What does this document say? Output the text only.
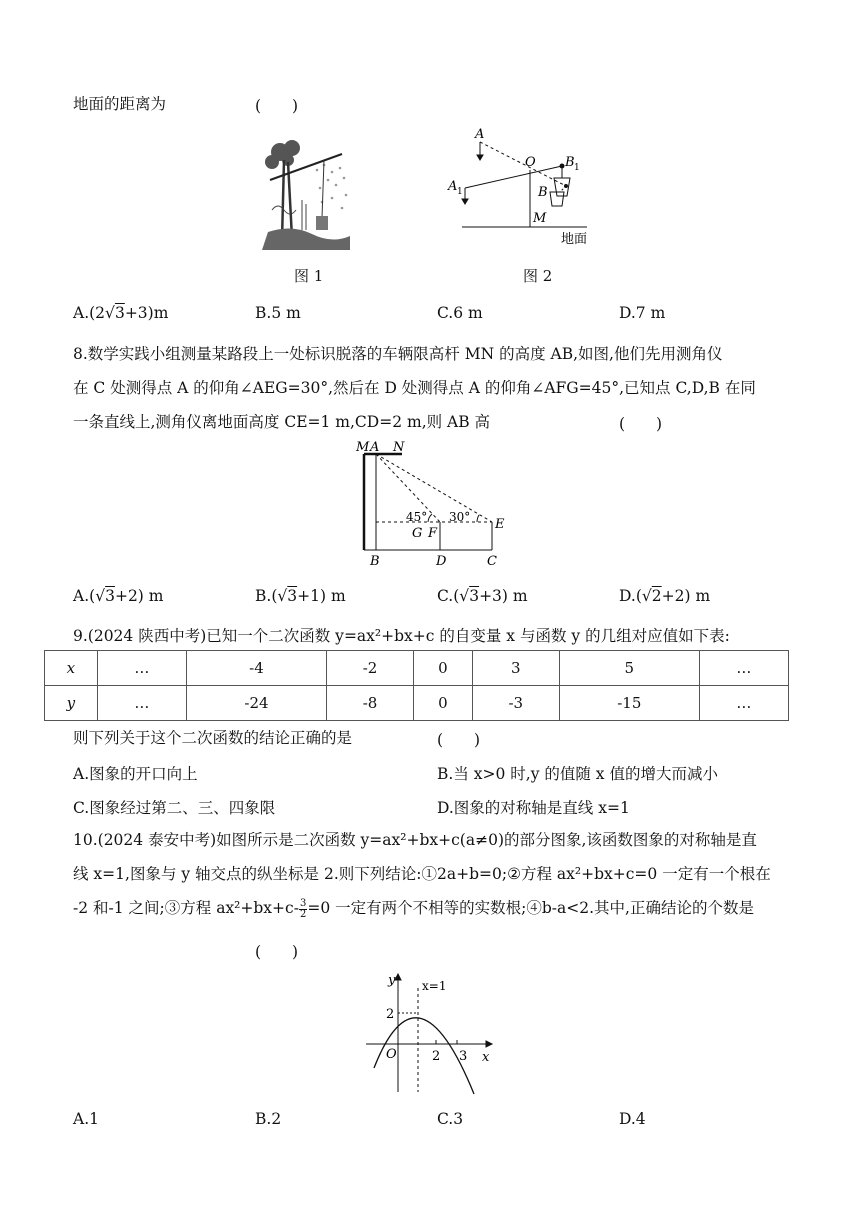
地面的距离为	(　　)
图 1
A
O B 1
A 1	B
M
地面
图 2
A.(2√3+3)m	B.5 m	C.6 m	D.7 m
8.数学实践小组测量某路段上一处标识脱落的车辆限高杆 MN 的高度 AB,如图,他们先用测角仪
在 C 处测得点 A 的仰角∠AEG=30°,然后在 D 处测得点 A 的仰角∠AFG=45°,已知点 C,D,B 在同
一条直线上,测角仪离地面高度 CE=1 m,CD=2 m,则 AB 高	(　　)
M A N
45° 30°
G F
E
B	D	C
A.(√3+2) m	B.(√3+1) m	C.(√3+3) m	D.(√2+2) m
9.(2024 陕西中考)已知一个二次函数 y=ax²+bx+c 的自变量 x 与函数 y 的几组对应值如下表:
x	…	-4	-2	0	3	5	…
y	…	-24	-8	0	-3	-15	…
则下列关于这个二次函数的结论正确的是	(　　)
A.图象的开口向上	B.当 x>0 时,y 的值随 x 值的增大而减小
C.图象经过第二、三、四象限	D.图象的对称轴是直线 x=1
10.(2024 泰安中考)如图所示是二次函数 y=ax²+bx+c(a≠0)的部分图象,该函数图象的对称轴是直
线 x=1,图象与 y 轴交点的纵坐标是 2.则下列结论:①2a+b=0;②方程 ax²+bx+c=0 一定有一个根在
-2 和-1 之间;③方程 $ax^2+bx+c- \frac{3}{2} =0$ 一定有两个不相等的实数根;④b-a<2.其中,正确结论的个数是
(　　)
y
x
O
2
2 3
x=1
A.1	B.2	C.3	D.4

══════

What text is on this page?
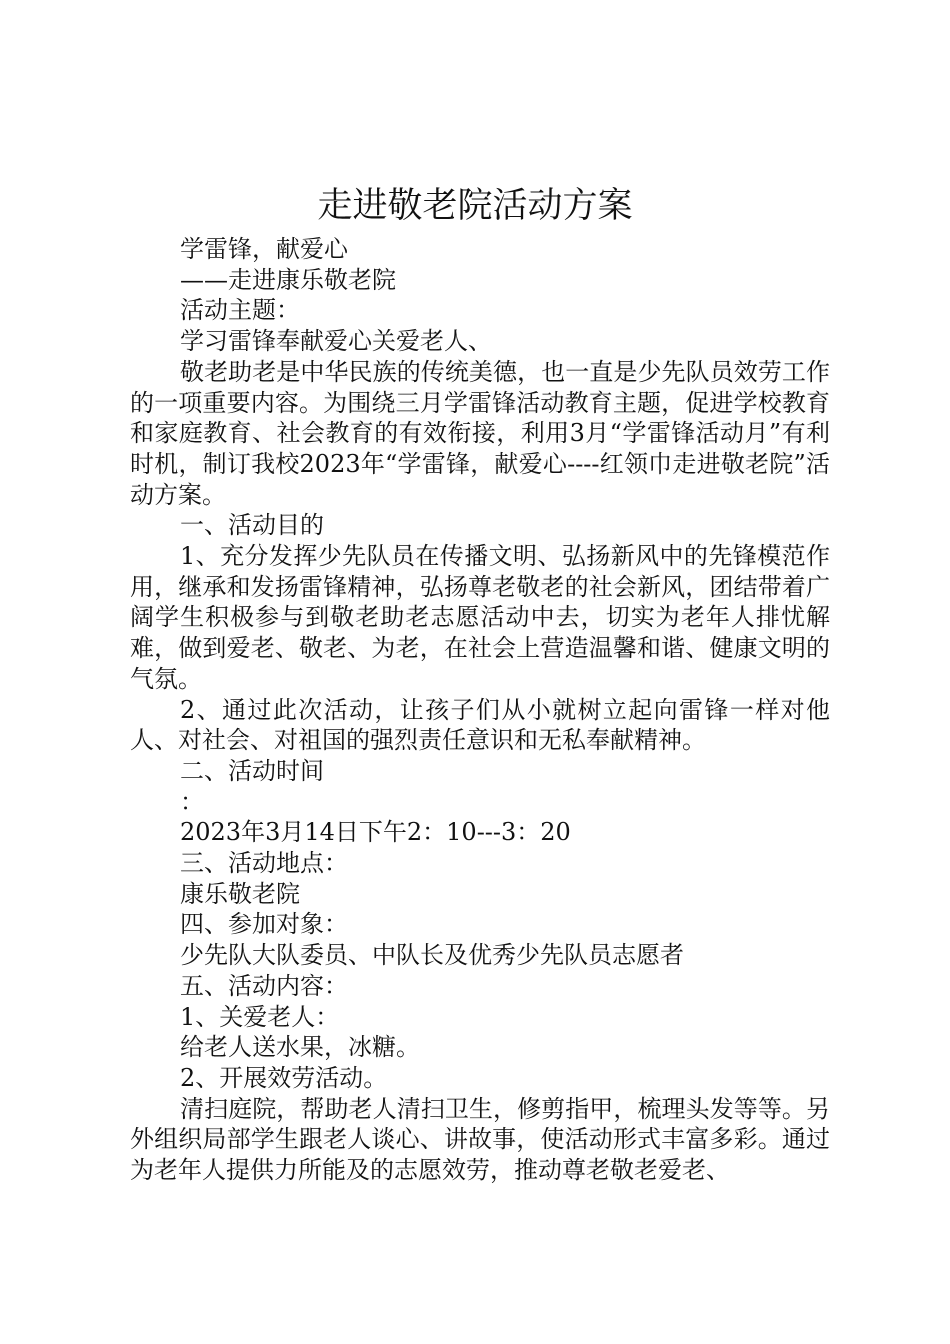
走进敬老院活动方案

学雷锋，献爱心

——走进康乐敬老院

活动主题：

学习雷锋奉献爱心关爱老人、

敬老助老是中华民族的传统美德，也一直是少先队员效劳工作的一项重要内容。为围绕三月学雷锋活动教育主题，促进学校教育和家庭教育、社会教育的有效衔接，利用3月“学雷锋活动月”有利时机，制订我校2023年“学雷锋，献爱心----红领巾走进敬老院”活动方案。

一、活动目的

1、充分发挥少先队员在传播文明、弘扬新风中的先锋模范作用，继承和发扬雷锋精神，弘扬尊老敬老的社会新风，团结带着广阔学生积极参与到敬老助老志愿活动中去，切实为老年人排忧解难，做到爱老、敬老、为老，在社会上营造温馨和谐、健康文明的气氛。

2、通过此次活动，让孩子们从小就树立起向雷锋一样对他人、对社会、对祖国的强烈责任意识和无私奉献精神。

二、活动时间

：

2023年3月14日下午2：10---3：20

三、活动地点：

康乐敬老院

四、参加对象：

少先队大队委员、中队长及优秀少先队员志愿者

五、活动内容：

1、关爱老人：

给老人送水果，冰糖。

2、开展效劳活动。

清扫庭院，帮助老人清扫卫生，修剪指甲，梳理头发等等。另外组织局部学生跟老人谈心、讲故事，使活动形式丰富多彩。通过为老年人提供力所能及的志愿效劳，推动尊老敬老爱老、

══════

JOB:
Tally the lines of the data that hold the string "this". Answer with the number and nothing more.

FULL ANSWER:
2